##### RECORDS PROVIDED #####

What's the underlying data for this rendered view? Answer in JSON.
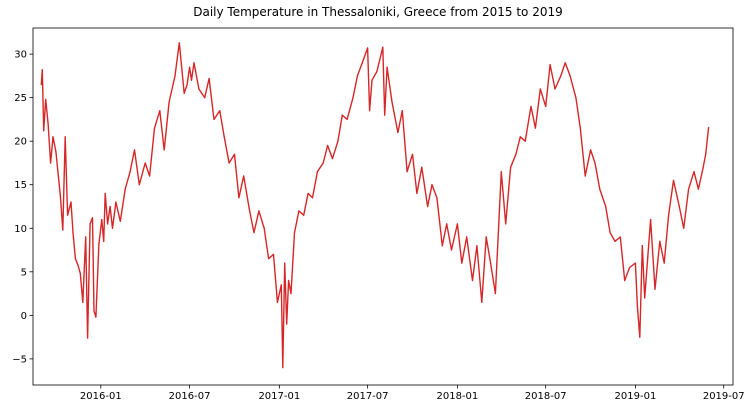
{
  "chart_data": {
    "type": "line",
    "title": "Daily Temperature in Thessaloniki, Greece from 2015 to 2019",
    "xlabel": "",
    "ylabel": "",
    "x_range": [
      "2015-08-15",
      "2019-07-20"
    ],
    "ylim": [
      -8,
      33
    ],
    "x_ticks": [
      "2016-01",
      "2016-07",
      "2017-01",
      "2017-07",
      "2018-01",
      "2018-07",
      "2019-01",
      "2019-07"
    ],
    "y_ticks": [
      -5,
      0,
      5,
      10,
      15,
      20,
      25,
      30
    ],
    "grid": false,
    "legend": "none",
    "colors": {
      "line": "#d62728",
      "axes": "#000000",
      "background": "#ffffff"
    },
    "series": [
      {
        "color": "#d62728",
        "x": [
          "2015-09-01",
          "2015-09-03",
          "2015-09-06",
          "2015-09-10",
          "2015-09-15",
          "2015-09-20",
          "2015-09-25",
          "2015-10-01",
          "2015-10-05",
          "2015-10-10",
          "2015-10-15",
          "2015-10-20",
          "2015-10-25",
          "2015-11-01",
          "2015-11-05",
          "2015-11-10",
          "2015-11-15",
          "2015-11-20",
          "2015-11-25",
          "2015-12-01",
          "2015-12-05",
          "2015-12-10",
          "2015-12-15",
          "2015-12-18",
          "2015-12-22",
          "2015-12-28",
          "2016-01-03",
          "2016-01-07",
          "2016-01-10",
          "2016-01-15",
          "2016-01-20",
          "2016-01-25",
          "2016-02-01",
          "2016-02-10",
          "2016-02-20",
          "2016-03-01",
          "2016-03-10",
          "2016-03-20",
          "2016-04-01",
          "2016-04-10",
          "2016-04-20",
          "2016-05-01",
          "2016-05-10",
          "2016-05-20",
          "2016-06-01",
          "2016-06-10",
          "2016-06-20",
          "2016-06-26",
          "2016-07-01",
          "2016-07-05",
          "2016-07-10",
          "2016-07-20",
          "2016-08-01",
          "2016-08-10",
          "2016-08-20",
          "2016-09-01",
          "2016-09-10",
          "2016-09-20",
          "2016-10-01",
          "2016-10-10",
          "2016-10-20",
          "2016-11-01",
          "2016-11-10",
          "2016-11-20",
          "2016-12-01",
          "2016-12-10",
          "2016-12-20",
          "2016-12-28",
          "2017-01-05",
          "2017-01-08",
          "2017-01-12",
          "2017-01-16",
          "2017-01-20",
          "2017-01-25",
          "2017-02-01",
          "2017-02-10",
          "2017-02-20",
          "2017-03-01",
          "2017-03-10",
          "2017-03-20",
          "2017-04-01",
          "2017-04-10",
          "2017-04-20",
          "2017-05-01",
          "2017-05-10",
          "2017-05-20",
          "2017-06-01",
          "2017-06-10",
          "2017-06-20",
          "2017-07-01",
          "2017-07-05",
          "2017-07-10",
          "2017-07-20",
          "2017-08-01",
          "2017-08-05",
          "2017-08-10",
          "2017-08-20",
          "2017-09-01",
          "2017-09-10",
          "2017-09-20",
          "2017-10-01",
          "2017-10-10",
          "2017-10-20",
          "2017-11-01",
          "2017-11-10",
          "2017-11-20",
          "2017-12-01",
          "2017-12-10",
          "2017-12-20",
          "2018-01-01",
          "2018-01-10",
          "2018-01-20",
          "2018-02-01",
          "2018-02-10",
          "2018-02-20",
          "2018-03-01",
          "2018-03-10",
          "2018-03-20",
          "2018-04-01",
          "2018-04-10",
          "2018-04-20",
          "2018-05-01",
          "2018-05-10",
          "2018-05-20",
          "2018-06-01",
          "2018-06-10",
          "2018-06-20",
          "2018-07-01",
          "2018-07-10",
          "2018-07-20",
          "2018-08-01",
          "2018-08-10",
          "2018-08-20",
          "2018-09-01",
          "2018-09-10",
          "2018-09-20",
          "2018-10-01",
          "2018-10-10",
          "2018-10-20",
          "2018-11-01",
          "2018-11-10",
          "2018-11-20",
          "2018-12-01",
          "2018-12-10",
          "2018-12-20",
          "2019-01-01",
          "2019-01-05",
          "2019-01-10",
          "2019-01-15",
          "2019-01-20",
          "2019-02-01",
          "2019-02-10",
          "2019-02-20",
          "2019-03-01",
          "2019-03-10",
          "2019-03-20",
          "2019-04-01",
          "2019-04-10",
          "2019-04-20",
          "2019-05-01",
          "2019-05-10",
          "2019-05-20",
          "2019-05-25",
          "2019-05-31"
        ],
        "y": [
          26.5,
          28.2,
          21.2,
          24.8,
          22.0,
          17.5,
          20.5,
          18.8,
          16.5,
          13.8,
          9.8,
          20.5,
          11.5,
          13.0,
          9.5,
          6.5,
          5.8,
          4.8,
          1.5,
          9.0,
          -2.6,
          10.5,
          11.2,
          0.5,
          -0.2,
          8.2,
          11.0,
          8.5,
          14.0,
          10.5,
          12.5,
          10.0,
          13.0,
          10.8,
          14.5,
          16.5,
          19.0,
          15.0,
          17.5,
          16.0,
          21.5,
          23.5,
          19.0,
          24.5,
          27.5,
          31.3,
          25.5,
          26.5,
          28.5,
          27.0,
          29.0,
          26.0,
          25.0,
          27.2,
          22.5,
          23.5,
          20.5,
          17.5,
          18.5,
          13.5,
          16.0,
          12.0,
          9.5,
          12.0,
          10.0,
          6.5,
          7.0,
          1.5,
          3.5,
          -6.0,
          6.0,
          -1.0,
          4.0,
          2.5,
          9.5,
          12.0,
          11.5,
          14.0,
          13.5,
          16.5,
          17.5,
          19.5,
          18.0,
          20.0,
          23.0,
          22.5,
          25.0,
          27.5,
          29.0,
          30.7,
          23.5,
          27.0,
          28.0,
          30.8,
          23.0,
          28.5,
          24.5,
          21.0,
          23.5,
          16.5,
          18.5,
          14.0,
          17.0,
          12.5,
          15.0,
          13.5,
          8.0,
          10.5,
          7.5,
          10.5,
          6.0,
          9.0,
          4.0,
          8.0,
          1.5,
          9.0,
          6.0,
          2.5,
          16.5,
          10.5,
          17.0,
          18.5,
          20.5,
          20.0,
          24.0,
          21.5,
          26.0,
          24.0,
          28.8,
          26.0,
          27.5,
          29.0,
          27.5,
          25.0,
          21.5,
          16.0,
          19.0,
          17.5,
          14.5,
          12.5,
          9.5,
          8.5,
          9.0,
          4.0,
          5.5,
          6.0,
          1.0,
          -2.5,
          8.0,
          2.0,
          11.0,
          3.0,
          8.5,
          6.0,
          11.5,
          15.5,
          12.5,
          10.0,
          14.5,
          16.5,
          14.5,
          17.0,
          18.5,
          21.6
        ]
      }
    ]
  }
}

#####

▶ [TASK TO COMPLETE]:
All of the entries above should be duplicated exactly, except for the pictures.

▶ [THE RESULT]:
What's the underlying data for this rendered view? Answer in JSON.
{
  "chart_data": {
    "type": "line",
    "title": "Daily Temperature in Thessaloniki, Greece from 2015 to 2019",
    "xlabel": "",
    "ylabel": "",
    "x_range": [
      "2015-08-15",
      "2019-07-20"
    ],
    "ylim": [
      -8,
      33
    ],
    "x_ticks": [
      "2016-01",
      "2016-07",
      "2017-01",
      "2017-07",
      "2018-01",
      "2018-07",
      "2019-01",
      "2019-07"
    ],
    "y_ticks": [
      -5,
      0,
      5,
      10,
      15,
      20,
      25,
      30
    ],
    "grid": false,
    "legend": "none",
    "colors": {
      "line": "#d62728",
      "axes": "#000000",
      "background": "#ffffff"
    },
    "series": [
      {
        "color": "#d62728",
        "x": [
          "2015-09-01",
          "2015-09-03",
          "2015-09-06",
          "2015-09-10",
          "2015-09-15",
          "2015-09-20",
          "2015-09-25",
          "2015-10-01",
          "2015-10-05",
          "2015-10-10",
          "2015-10-15",
          "2015-10-20",
          "2015-10-25",
          "2015-11-01",
          "2015-11-05",
          "2015-11-10",
          "2015-11-15",
          "2015-11-20",
          "2015-11-25",
          "2015-12-01",
          "2015-12-05",
          "2015-12-10",
          "2015-12-15",
          "2015-12-18",
          "2015-12-22",
          "2015-12-28",
          "2016-01-03",
          "2016-01-07",
          "2016-01-10",
          "2016-01-15",
          "2016-01-20",
          "2016-01-25",
          "2016-02-01",
          "2016-02-10",
          "2016-02-20",
          "2016-03-01",
          "2016-03-10",
          "2016-03-20",
          "2016-04-01",
          "2016-04-10",
          "2016-04-20",
          "2016-05-01",
          "2016-05-10",
          "2016-05-20",
          "2016-06-01",
          "2016-06-10",
          "2016-06-20",
          "2016-06-26",
          "2016-07-01",
          "2016-07-05",
          "2016-07-10",
          "2016-07-20",
          "2016-08-01",
          "2016-08-10",
          "2016-08-20",
          "2016-09-01",
          "2016-09-10",
          "2016-09-20",
          "2016-10-01",
          "2016-10-10",
          "2016-10-20",
          "2016-11-01",
          "2016-11-10",
          "2016-11-20",
          "2016-12-01",
          "2016-12-10",
          "2016-12-20",
          "2016-12-28",
          "2017-01-05",
          "2017-01-08",
          "2017-01-12",
          "2017-01-16",
          "2017-01-20",
          "2017-01-25",
          "2017-02-01",
          "2017-02-10",
          "2017-02-20",
          "2017-03-01",
          "2017-03-10",
          "2017-03-20",
          "2017-04-01",
          "2017-04-10",
          "2017-04-20",
          "2017-05-01",
          "2017-05-10",
          "2017-05-20",
          "2017-06-01",
          "2017-06-10",
          "2017-06-20",
          "2017-07-01",
          "2017-07-05",
          "2017-07-10",
          "2017-07-20",
          "2017-08-01",
          "2017-08-05",
          "2017-08-10",
          "2017-08-20",
          "2017-09-01",
          "2017-09-10",
          "2017-09-20",
          "2017-10-01",
          "2017-10-10",
          "2017-10-20",
          "2017-11-01",
          "2017-11-10",
          "2017-11-20",
          "2017-12-01",
          "2017-12-10",
          "2017-12-20",
          "2018-01-01",
          "2018-01-10",
          "2018-01-20",
          "2018-02-01",
          "2018-02-10",
          "2018-02-20",
          "2018-03-01",
          "2018-03-10",
          "2018-03-20",
          "2018-04-01",
          "2018-04-10",
          "2018-04-20",
          "2018-05-01",
          "2018-05-10",
          "2018-05-20",
          "2018-06-01",
          "2018-06-10",
          "2018-06-20",
          "2018-07-01",
          "2018-07-10",
          "2018-07-20",
          "2018-08-01",
          "2018-08-10",
          "2018-08-20",
          "2018-09-01",
          "2018-09-10",
          "2018-09-20",
          "2018-10-01",
          "2018-10-10",
          "2018-10-20",
          "2018-11-01",
          "2018-11-10",
          "2018-11-20",
          "2018-12-01",
          "2018-12-10",
          "2018-12-20",
          "2019-01-01",
          "2019-01-05",
          "2019-01-10",
          "2019-01-15",
          "2019-01-20",
          "2019-02-01",
          "2019-02-10",
          "2019-02-20",
          "2019-03-01",
          "2019-03-10",
          "2019-03-20",
          "2019-04-01",
          "2019-04-10",
          "2019-04-20",
          "2019-05-01",
          "2019-05-10",
          "2019-05-20",
          "2019-05-25",
          "2019-05-31"
        ],
        "y": [
          26.5,
          28.2,
          21.2,
          24.8,
          22.0,
          17.5,
          20.5,
          18.8,
          16.5,
          13.8,
          9.8,
          20.5,
          11.5,
          13.0,
          9.5,
          6.5,
          5.8,
          4.8,
          1.5,
          9.0,
          -2.6,
          10.5,
          11.2,
          0.5,
          -0.2,
          8.2,
          11.0,
          8.5,
          14.0,
          10.5,
          12.5,
          10.0,
          13.0,
          10.8,
          14.5,
          16.5,
          19.0,
          15.0,
          17.5,
          16.0,
          21.5,
          23.5,
          19.0,
          24.5,
          27.5,
          31.3,
          25.5,
          26.5,
          28.5,
          27.0,
          29.0,
          26.0,
          25.0,
          27.2,
          22.5,
          23.5,
          20.5,
          17.5,
          18.5,
          13.5,
          16.0,
          12.0,
          9.5,
          12.0,
          10.0,
          6.5,
          7.0,
          1.5,
          3.5,
          -6.0,
          6.0,
          -1.0,
          4.0,
          2.5,
          9.5,
          12.0,
          11.5,
          14.0,
          13.5,
          16.5,
          17.5,
          19.5,
          18.0,
          20.0,
          23.0,
          22.5,
          25.0,
          27.5,
          29.0,
          30.7,
          23.5,
          27.0,
          28.0,
          30.8,
          23.0,
          28.5,
          24.5,
          21.0,
          23.5,
          16.5,
          18.5,
          14.0,
          17.0,
          12.5,
          15.0,
          13.5,
          8.0,
          10.5,
          7.5,
          10.5,
          6.0,
          9.0,
          4.0,
          8.0,
          1.5,
          9.0,
          6.0,
          2.5,
          16.5,
          10.5,
          17.0,
          18.5,
          20.5,
          20.0,
          24.0,
          21.5,
          26.0,
          24.0,
          28.8,
          26.0,
          27.5,
          29.0,
          27.5,
          25.0,
          21.5,
          16.0,
          19.0,
          17.5,
          14.5,
          12.5,
          9.5,
          8.5,
          9.0,
          4.0,
          5.5,
          6.0,
          1.0,
          -2.5,
          8.0,
          2.0,
          11.0,
          3.0,
          8.5,
          6.0,
          11.5,
          15.5,
          12.5,
          10.0,
          14.5,
          16.5,
          14.5,
          17.0,
          18.5,
          21.6
        ]
      }
    ]
  }
}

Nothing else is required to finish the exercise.